◆ AIM OF THE EXERCISE
Set down all of the data exactly as it appears.

◆ TASK MATERIAL
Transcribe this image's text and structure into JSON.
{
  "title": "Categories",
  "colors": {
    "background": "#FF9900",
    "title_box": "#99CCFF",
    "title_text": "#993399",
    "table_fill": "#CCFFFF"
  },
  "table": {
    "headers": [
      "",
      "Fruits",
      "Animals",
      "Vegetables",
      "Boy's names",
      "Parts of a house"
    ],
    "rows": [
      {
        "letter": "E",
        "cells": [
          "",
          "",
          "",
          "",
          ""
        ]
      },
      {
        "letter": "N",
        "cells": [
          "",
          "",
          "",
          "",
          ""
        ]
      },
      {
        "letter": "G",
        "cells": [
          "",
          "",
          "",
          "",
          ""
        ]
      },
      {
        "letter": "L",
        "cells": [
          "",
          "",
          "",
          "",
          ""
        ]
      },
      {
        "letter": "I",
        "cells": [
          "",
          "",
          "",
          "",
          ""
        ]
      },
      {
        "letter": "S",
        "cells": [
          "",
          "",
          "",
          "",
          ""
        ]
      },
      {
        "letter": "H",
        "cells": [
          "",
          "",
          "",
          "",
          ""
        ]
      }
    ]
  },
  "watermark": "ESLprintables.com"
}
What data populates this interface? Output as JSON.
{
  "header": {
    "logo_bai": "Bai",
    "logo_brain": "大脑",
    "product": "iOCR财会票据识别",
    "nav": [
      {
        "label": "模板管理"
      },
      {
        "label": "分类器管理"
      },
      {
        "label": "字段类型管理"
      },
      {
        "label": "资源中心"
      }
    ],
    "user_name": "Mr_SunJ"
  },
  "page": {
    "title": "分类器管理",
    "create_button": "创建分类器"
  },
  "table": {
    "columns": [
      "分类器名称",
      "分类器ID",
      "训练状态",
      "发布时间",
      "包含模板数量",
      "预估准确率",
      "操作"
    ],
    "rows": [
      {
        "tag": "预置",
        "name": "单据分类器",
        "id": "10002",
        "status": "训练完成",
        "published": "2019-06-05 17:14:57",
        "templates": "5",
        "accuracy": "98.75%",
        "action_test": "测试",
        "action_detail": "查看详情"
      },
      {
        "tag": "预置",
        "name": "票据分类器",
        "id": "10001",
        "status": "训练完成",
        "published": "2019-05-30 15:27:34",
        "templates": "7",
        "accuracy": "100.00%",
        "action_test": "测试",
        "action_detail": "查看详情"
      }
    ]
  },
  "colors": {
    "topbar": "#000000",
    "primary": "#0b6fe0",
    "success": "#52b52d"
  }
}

◆ EXPECTED ANSWER
Transcribe this image's text and structure into JSON.
{
  "title": "Categories",
  "colors": {
    "background": "#FF9900",
    "title_box": "#99CCFF",
    "title_text": "#993399",
    "table_fill": "#CCFFFF"
  },
  "table": {
    "headers": [
      "",
      "Fruits",
      "Animals",
      "Vegetables",
      "Boy's names",
      "Parts of a house"
    ],
    "rows": [
      {
        "letter": "E",
        "cells": [
          "",
          "",
          "",
          "",
          ""
        ]
      },
      {
        "letter": "N",
        "cells": [
          "",
          "",
          "",
          "",
          ""
        ]
      },
      {
        "letter": "G",
        "cells": [
          "",
          "",
          "",
          "",
          ""
        ]
      },
      {
        "letter": "L",
        "cells": [
          "",
          "",
          "",
          "",
          ""
        ]
      },
      {
        "letter": "I",
        "cells": [
          "",
          "",
          "",
          "",
          ""
        ]
      },
      {
        "letter": "S",
        "cells": [
          "",
          "",
          "",
          "",
          ""
        ]
      },
      {
        "letter": "H",
        "cells": [
          "",
          "",
          "",
          "",
          ""
        ]
      }
    ]
  },
  "watermark": "ESLprintables.com"
}
What data populates this interface? Output as JSON.
{
  "header": {
    "logo_bai": "Bai",
    "logo_brain": "大脑",
    "product": "iOCR财会票据识别",
    "nav": [
      {
        "label": "模板管理"
      },
      {
        "label": "分类器管理"
      },
      {
        "label": "字段类型管理"
      },
      {
        "label": "资源中心"
      }
    ],
    "user_name": "Mr_SunJ"
  },
  "page": {
    "title": "分类器管理",
    "create_button": "创建分类器"
  },
  "table": {
    "columns": [
      "分类器名称",
      "分类器ID",
      "训练状态",
      "发布时间",
      "包含模板数量",
      "预估准确率",
      "操作"
    ],
    "rows": [
      {
        "tag": "预置",
        "name": "单据分类器",
        "id": "10002",
        "status": "训练完成",
        "published": "2019-06-05 17:14:57",
        "templates": "5",
        "accuracy": "98.75%",
        "action_test": "测试",
        "action_detail": "查看详情"
      },
      {
        "tag": "预置",
        "name": "票据分类器",
        "id": "10001",
        "status": "训练完成",
        "published": "2019-05-30 15:27:34",
        "templates": "7",
        "accuracy": "100.00%",
        "action_test": "测试",
        "action_detail": "查看详情"
      }
    ]
  },
  "colors": {
    "topbar": "#000000",
    "primary": "#0b6fe0",
    "success": "#52b52d"
  }
}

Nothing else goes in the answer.